▶ **What is required**: In this exercise, reproduce all the entries that follow exactly.

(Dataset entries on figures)
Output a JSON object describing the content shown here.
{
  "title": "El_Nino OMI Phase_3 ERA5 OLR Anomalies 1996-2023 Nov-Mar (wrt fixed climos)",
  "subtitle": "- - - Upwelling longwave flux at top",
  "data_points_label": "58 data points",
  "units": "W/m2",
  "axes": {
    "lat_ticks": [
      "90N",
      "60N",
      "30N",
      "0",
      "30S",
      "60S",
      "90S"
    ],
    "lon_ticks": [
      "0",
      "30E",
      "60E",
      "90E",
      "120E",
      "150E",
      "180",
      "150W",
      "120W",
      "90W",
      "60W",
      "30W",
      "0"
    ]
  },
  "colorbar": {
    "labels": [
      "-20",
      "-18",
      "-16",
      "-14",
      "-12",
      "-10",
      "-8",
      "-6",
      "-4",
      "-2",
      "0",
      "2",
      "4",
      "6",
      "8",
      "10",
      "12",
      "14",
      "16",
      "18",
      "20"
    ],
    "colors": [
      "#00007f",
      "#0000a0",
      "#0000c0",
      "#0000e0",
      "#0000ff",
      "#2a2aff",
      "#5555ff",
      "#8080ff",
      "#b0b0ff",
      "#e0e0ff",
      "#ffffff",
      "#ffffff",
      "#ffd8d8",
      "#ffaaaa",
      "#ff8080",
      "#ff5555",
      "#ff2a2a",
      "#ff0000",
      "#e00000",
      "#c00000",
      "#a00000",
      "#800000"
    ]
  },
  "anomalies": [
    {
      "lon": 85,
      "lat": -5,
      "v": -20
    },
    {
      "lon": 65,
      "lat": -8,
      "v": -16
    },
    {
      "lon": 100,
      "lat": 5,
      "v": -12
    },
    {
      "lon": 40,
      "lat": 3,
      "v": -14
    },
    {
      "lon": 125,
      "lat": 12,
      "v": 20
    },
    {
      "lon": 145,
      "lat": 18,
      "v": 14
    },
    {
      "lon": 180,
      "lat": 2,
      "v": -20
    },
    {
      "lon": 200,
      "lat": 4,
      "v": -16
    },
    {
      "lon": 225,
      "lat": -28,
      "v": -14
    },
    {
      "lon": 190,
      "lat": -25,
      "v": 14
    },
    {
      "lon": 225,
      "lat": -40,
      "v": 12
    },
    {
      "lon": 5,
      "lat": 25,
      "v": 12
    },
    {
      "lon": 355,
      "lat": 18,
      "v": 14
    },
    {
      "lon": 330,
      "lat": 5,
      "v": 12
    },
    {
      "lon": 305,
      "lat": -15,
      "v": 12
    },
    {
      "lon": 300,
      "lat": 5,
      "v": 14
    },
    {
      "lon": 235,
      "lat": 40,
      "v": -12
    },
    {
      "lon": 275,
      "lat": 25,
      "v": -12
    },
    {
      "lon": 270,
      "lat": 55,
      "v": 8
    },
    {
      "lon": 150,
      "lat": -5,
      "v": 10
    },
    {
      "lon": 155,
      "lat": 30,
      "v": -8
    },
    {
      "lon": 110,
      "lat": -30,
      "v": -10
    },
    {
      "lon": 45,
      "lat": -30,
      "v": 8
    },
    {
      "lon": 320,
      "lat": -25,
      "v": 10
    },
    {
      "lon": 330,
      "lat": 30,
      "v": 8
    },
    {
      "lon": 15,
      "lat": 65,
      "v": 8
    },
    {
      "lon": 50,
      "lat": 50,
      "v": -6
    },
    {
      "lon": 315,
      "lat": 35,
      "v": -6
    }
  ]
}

▶ **Answer to the task**:
Output a JSON object describing the content shown here.
{
  "title": "El_Nino OMI Phase_3 ERA5 OLR Anomalies 1996-2023 Nov-Mar (wrt fixed climos)",
  "subtitle": "- - - Upwelling longwave flux at top",
  "data_points_label": "58 data points",
  "units": "W/m2",
  "axes": {
    "lat_ticks": [
      "90N",
      "60N",
      "30N",
      "0",
      "30S",
      "60S",
      "90S"
    ],
    "lon_ticks": [
      "0",
      "30E",
      "60E",
      "90E",
      "120E",
      "150E",
      "180",
      "150W",
      "120W",
      "90W",
      "60W",
      "30W",
      "0"
    ]
  },
  "colorbar": {
    "labels": [
      "-20",
      "-18",
      "-16",
      "-14",
      "-12",
      "-10",
      "-8",
      "-6",
      "-4",
      "-2",
      "0",
      "2",
      "4",
      "6",
      "8",
      "10",
      "12",
      "14",
      "16",
      "18",
      "20"
    ],
    "colors": [
      "#00007f",
      "#0000a0",
      "#0000c0",
      "#0000e0",
      "#0000ff",
      "#2a2aff",
      "#5555ff",
      "#8080ff",
      "#b0b0ff",
      "#e0e0ff",
      "#ffffff",
      "#ffffff",
      "#ffd8d8",
      "#ffaaaa",
      "#ff8080",
      "#ff5555",
      "#ff2a2a",
      "#ff0000",
      "#e00000",
      "#c00000",
      "#a00000",
      "#800000"
    ]
  },
  "anomalies": [
    {
      "lon": 85,
      "lat": -5,
      "v": -20
    },
    {
      "lon": 65,
      "lat": -8,
      "v": -16
    },
    {
      "lon": 100,
      "lat": 5,
      "v": -12
    },
    {
      "lon": 40,
      "lat": 3,
      "v": -14
    },
    {
      "lon": 125,
      "lat": 12,
      "v": 20
    },
    {
      "lon": 145,
      "lat": 18,
      "v": 14
    },
    {
      "lon": 180,
      "lat": 2,
      "v": -20
    },
    {
      "lon": 200,
      "lat": 4,
      "v": -16
    },
    {
      "lon": 225,
      "lat": -28,
      "v": -14
    },
    {
      "lon": 190,
      "lat": -25,
      "v": 14
    },
    {
      "lon": 225,
      "lat": -40,
      "v": 12
    },
    {
      "lon": 5,
      "lat": 25,
      "v": 12
    },
    {
      "lon": 355,
      "lat": 18,
      "v": 14
    },
    {
      "lon": 330,
      "lat": 5,
      "v": 12
    },
    {
      "lon": 305,
      "lat": -15,
      "v": 12
    },
    {
      "lon": 300,
      "lat": 5,
      "v": 14
    },
    {
      "lon": 235,
      "lat": 40,
      "v": -12
    },
    {
      "lon": 275,
      "lat": 25,
      "v": -12
    },
    {
      "lon": 270,
      "lat": 55,
      "v": 8
    },
    {
      "lon": 150,
      "lat": -5,
      "v": 10
    },
    {
      "lon": 155,
      "lat": 30,
      "v": -8
    },
    {
      "lon": 110,
      "lat": -30,
      "v": -10
    },
    {
      "lon": 45,
      "lat": -30,
      "v": 8
    },
    {
      "lon": 320,
      "lat": -25,
      "v": 10
    },
    {
      "lon": 330,
      "lat": 30,
      "v": 8
    },
    {
      "lon": 15,
      "lat": 65,
      "v": 8
    },
    {
      "lon": 50,
      "lat": 50,
      "v": -6
    },
    {
      "lon": 315,
      "lat": 35,
      "v": -6
    }
  ]
}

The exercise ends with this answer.